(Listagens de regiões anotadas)
○ ○ ○ ○
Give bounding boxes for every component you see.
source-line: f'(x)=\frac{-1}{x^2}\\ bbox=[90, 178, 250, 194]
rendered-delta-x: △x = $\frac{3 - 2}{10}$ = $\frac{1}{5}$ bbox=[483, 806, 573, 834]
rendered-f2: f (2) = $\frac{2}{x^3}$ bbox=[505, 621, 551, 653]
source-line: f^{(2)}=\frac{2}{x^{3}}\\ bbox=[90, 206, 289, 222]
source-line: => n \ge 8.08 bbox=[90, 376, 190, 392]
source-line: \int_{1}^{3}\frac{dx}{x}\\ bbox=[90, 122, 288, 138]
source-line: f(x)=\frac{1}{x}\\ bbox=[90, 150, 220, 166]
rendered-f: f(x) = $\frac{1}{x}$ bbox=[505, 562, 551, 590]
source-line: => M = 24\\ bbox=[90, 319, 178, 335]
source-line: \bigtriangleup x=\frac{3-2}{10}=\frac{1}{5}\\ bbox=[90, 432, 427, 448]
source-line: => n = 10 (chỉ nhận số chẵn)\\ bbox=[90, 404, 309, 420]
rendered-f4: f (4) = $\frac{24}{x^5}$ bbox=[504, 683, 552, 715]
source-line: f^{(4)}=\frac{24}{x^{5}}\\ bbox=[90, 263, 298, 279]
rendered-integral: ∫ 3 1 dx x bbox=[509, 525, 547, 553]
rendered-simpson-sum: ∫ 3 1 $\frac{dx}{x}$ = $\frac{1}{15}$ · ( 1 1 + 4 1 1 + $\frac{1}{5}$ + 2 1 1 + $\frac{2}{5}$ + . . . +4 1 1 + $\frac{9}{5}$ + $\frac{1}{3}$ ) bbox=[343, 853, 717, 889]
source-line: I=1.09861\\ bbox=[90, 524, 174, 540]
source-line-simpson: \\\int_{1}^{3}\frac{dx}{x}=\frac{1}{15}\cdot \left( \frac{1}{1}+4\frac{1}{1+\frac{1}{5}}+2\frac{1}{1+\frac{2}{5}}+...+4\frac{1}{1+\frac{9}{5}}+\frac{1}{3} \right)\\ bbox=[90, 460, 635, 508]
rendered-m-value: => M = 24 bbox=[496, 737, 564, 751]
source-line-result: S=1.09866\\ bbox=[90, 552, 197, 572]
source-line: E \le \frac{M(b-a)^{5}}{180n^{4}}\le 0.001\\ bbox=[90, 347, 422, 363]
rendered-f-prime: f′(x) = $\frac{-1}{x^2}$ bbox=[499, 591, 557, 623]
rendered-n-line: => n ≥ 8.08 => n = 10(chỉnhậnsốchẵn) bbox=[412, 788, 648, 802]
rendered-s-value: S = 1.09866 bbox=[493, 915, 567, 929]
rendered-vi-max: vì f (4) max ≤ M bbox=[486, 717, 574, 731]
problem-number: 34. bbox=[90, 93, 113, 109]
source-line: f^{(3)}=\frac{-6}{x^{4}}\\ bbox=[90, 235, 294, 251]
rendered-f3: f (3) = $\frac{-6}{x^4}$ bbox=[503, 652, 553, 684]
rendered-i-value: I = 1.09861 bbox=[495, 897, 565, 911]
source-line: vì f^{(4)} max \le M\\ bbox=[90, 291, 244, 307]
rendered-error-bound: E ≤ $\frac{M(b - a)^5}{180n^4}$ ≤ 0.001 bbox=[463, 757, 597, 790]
○ ○ ○ ○
- **OBJETIVO DA TAREFA**
Transcreva palavra por palavra os itens, começando no início e terminando na linha que contém "rendered-simpson-sum: ∫ 3", com as duas pontas incluídas.

- **RESPOSTA DO EXERCÍCIO**
Give bounding boxes for every component you see.
source-line: f'(x)=\frac{-1}{x^2}\\ bbox=[90, 178, 250, 194]
rendered-delta-x: △x = $\frac{3 - 2}{10}$ = $\frac{1}{5}$ bbox=[483, 806, 573, 834]
rendered-f2: f (2) = $\frac{2}{x^3}$ bbox=[505, 621, 551, 653]
source-line: f^{(2)}=\frac{2}{x^{3}}\\ bbox=[90, 206, 289, 222]
source-line: => n \ge 8.08 bbox=[90, 376, 190, 392]
source-line: \int_{1}^{3}\frac{dx}{x}\\ bbox=[90, 122, 288, 138]
source-line: f(x)=\frac{1}{x}\\ bbox=[90, 150, 220, 166]
rendered-f: f(x) = $\frac{1}{x}$ bbox=[505, 562, 551, 590]
source-line: => M = 24\\ bbox=[90, 319, 178, 335]
source-line: \bigtriangleup x=\frac{3-2}{10}=\frac{1}{5}\\ bbox=[90, 432, 427, 448]
source-line: => n = 10 (chỉ nhận số chẵn)\\ bbox=[90, 404, 309, 420]
rendered-f4: f (4) = $\frac{24}{x^5}$ bbox=[504, 683, 552, 715]
source-line: f^{(4)}=\frac{24}{x^{5}}\\ bbox=[90, 263, 298, 279]
rendered-integral: ∫ 3 1 dx x bbox=[509, 525, 547, 553]
rendered-simpson-sum: ∫ 3 1 $\frac{dx}{x}$ = $\frac{1}{15}$ · ( 1 1 + 4 1 1 + $\frac{1}{5}$ + 2 1 1 + $\frac{2}{5}$ + . . . +4 1 1 + $\frac{9}{5}$ + $\frac{1}{3}$ ) bbox=[343, 853, 717, 889]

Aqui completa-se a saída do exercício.